» **PROBLEM DESCRIPTION**
Give only the number of lines in the data that include the string "your".
- - -
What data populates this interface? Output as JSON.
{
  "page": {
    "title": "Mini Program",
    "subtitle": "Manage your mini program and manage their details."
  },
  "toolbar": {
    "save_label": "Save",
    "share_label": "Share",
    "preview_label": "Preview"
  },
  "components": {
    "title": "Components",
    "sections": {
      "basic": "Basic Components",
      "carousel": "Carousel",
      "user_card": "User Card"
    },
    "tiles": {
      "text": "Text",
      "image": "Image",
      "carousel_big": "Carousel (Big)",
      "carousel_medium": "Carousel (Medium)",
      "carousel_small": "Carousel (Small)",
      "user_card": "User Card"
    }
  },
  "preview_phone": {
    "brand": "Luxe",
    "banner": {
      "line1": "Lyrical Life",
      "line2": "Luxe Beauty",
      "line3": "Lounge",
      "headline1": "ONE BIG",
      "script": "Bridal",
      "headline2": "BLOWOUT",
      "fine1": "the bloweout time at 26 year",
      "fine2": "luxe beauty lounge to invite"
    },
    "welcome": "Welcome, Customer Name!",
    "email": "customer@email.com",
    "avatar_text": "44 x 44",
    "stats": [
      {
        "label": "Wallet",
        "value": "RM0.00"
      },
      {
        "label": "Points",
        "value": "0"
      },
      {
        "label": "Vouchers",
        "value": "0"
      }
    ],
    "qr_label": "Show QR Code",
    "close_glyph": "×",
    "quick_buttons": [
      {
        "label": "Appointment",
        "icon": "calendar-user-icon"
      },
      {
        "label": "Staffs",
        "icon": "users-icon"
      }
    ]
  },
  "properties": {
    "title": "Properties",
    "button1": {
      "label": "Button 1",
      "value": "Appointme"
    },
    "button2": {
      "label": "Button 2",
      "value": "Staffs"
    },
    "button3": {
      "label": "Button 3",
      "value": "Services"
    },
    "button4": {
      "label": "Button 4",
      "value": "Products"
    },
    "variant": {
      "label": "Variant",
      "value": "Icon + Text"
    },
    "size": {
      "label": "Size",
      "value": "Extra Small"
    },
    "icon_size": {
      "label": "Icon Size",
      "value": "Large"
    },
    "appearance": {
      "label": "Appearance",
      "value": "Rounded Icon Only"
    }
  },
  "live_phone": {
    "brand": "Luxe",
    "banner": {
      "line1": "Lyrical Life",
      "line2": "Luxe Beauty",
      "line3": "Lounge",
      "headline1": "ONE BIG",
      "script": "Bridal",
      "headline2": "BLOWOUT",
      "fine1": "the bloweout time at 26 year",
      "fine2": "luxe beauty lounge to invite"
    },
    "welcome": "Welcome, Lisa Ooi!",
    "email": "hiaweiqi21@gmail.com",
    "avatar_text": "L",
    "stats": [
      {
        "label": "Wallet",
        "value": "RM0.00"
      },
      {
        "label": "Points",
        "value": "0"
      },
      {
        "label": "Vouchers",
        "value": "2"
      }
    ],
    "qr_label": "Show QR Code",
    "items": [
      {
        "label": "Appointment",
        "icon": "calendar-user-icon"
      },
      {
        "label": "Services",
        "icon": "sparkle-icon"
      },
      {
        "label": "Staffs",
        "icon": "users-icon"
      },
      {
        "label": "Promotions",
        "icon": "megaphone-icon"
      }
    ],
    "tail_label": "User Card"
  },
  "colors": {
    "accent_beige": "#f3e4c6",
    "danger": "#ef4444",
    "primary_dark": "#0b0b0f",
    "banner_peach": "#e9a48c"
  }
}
- - -
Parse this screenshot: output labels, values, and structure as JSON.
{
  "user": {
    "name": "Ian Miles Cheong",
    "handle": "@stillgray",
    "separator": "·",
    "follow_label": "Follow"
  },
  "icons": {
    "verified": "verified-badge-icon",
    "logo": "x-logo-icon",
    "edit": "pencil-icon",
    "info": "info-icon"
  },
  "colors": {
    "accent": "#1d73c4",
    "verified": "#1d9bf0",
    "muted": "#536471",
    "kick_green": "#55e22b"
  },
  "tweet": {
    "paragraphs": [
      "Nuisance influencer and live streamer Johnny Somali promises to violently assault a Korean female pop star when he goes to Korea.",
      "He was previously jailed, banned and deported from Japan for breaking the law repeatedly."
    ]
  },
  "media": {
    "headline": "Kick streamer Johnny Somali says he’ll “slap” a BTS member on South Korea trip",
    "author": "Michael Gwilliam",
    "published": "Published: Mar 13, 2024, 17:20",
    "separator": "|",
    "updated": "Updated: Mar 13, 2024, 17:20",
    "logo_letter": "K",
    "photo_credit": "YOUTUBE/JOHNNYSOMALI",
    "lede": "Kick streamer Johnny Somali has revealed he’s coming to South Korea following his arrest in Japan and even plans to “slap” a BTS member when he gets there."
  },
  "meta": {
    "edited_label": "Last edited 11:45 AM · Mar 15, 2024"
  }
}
- - -
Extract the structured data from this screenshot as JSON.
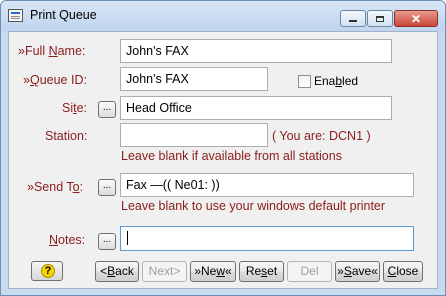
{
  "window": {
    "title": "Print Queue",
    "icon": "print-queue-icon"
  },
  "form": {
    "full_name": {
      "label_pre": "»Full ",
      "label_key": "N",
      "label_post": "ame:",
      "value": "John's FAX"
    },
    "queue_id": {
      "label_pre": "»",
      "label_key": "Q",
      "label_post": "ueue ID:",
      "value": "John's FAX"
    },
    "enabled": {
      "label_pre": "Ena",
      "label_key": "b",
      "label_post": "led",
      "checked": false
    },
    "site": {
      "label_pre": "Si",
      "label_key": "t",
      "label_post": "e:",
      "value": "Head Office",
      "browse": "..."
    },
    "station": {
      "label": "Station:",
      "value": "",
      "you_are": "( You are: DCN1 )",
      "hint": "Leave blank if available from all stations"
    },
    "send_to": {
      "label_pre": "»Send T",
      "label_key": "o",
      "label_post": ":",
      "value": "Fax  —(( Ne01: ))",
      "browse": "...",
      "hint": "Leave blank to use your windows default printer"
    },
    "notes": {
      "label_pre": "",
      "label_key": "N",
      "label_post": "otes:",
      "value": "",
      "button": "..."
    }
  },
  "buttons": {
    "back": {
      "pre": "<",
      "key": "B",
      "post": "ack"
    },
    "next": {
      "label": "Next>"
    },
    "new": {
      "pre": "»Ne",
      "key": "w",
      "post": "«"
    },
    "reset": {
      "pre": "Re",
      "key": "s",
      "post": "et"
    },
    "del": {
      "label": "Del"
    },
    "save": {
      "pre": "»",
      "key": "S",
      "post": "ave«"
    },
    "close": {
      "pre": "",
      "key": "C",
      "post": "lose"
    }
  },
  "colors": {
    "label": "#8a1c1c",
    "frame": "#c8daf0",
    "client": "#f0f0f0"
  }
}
- - -
» **TASK ANSWER**
2